▸ Task requirements:
State how many lines of the entries hold the string "John", and nothing more.

▸ Task input:

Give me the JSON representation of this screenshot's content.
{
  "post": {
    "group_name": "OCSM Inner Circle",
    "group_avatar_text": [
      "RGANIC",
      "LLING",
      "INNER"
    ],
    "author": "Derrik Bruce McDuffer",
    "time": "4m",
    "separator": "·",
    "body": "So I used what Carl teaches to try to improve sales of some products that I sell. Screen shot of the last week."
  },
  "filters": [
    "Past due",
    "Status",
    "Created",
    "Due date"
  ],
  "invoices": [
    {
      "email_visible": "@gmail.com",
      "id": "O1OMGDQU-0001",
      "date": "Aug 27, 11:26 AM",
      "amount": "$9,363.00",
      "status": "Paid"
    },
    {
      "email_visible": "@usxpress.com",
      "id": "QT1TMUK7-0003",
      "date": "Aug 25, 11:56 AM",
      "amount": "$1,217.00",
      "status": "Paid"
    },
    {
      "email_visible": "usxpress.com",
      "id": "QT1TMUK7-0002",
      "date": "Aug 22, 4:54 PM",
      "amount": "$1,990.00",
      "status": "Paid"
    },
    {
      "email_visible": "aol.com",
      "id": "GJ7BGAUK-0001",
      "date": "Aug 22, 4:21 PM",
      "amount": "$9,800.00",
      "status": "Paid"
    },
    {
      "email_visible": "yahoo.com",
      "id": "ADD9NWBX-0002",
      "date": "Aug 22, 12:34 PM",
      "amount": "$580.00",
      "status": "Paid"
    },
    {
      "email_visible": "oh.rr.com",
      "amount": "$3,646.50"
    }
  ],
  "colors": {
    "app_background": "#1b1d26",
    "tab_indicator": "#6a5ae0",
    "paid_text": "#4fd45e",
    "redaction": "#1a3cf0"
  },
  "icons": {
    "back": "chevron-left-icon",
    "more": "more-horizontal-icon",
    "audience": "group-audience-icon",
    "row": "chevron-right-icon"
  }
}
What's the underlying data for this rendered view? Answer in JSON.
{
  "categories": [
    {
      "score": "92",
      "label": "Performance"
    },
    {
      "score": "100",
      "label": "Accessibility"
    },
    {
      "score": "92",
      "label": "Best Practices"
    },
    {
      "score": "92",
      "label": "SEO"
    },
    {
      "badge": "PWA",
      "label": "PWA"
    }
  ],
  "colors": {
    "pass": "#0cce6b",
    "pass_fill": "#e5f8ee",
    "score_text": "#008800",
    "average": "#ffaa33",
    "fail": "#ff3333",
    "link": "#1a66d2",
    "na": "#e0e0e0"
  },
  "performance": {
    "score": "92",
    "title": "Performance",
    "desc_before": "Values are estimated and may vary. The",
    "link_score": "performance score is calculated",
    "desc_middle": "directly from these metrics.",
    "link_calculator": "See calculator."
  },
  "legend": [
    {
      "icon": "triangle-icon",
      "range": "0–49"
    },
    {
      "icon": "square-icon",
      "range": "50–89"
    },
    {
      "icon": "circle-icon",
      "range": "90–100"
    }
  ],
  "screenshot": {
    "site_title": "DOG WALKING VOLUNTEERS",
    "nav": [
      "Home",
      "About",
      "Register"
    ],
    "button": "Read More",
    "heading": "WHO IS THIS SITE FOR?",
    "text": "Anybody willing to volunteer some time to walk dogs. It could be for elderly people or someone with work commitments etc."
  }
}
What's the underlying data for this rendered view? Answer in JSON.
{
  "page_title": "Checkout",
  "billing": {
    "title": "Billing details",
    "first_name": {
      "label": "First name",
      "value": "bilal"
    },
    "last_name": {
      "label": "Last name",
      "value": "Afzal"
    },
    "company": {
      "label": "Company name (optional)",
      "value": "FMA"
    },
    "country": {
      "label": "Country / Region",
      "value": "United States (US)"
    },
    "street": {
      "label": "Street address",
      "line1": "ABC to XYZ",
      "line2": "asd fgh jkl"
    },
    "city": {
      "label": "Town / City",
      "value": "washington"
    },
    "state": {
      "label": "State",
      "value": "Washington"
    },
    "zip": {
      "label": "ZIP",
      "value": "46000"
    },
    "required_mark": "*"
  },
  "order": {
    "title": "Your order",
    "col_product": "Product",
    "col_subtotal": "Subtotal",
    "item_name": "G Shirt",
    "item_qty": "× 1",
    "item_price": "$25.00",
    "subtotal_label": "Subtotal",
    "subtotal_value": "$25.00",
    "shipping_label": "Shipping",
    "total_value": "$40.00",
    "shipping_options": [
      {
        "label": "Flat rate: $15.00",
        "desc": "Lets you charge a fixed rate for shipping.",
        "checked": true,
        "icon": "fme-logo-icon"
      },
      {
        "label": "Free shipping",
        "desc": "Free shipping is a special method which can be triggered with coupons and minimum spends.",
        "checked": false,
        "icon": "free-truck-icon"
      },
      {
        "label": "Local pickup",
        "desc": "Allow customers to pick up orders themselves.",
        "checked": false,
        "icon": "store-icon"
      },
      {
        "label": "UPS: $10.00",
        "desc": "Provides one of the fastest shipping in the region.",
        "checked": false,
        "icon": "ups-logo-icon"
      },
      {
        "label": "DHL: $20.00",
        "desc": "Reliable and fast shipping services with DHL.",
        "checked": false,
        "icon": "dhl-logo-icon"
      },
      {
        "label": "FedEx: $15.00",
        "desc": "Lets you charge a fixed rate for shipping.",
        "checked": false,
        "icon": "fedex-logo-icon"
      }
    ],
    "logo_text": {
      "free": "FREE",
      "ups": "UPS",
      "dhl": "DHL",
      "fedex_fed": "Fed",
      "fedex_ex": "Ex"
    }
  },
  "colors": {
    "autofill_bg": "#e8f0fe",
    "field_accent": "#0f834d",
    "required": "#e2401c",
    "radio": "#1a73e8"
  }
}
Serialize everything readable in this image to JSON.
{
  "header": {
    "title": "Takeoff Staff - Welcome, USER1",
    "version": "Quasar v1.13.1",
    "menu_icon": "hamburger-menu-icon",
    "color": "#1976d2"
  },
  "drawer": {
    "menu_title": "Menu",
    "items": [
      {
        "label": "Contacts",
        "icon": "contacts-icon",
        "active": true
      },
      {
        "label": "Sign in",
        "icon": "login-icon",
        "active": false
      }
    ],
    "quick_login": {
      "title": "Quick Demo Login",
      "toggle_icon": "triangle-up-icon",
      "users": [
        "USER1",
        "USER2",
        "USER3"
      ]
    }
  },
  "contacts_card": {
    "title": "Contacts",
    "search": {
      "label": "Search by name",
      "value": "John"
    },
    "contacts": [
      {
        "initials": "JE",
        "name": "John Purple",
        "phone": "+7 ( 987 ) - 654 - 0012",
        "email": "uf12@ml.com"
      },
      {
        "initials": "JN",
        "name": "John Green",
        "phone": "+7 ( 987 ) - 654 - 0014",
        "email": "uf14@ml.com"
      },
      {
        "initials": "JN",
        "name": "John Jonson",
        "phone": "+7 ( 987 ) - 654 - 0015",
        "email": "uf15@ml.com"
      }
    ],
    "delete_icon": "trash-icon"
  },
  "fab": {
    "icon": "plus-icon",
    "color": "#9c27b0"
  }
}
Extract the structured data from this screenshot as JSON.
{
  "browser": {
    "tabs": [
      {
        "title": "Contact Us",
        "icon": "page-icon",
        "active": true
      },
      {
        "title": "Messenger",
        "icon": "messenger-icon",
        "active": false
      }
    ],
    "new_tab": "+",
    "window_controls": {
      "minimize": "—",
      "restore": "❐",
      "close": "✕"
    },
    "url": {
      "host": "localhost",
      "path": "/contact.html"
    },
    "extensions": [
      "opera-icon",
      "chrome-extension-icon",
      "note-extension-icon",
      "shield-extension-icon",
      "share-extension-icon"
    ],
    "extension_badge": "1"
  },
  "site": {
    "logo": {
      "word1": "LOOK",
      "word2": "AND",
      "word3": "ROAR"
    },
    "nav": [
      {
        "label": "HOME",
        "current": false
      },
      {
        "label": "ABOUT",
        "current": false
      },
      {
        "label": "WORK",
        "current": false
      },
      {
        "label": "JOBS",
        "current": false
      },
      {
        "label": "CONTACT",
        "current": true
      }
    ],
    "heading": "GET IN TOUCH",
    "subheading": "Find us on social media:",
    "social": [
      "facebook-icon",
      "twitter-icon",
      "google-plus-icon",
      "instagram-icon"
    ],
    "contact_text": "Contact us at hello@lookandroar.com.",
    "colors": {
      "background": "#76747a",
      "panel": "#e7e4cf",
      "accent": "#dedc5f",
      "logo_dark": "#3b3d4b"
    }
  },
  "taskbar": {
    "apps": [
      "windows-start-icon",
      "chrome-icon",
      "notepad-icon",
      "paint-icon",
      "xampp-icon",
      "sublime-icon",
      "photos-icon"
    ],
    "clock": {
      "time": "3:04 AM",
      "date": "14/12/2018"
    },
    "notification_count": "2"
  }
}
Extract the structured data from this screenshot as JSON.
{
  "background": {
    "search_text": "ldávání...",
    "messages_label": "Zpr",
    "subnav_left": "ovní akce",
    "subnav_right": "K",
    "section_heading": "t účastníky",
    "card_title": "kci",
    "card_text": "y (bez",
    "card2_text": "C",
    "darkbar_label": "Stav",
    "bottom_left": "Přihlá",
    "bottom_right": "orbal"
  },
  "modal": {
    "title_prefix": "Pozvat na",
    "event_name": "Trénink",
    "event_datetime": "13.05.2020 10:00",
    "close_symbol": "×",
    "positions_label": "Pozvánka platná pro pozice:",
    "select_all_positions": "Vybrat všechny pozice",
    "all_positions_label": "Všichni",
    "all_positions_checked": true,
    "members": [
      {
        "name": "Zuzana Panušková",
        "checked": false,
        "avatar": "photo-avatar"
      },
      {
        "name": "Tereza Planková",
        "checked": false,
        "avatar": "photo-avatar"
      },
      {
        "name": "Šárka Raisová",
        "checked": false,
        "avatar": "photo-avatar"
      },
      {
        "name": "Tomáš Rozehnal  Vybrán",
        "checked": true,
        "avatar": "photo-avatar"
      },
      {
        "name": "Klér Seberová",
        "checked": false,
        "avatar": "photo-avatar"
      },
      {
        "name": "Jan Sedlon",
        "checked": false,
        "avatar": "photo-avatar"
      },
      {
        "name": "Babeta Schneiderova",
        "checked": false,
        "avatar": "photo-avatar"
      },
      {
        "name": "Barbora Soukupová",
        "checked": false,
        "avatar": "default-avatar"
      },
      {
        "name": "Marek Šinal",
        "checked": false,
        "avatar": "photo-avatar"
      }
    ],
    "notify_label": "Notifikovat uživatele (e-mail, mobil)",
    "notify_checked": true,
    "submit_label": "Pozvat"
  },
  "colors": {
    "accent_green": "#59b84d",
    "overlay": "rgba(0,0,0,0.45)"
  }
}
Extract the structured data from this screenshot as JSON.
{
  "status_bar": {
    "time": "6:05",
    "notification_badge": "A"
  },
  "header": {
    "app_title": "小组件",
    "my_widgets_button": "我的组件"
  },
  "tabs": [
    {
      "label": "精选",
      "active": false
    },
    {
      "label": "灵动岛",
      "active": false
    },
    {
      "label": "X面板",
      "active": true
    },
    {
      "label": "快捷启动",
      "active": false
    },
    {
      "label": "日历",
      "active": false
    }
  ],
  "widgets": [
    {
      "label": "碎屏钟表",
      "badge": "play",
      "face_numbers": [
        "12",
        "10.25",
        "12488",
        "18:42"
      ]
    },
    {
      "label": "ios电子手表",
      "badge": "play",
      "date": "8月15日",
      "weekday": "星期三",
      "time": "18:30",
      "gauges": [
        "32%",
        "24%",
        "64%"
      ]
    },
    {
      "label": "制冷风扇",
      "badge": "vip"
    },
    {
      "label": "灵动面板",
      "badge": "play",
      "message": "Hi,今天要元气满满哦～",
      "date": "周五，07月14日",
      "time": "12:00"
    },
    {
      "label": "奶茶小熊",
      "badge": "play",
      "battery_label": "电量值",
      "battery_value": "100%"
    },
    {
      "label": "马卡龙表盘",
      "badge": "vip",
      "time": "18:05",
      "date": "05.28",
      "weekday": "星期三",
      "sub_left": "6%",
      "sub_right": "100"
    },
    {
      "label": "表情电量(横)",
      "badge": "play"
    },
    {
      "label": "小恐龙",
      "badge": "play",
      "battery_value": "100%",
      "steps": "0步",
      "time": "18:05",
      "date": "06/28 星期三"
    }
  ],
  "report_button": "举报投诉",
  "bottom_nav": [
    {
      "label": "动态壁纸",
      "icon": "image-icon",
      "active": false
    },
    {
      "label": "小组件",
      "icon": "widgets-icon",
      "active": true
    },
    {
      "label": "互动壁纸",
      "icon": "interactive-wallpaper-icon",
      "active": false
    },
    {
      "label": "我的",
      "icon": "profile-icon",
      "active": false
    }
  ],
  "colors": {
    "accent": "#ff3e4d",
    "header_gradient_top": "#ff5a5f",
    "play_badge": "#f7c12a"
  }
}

▸ Solution to this exercise:
4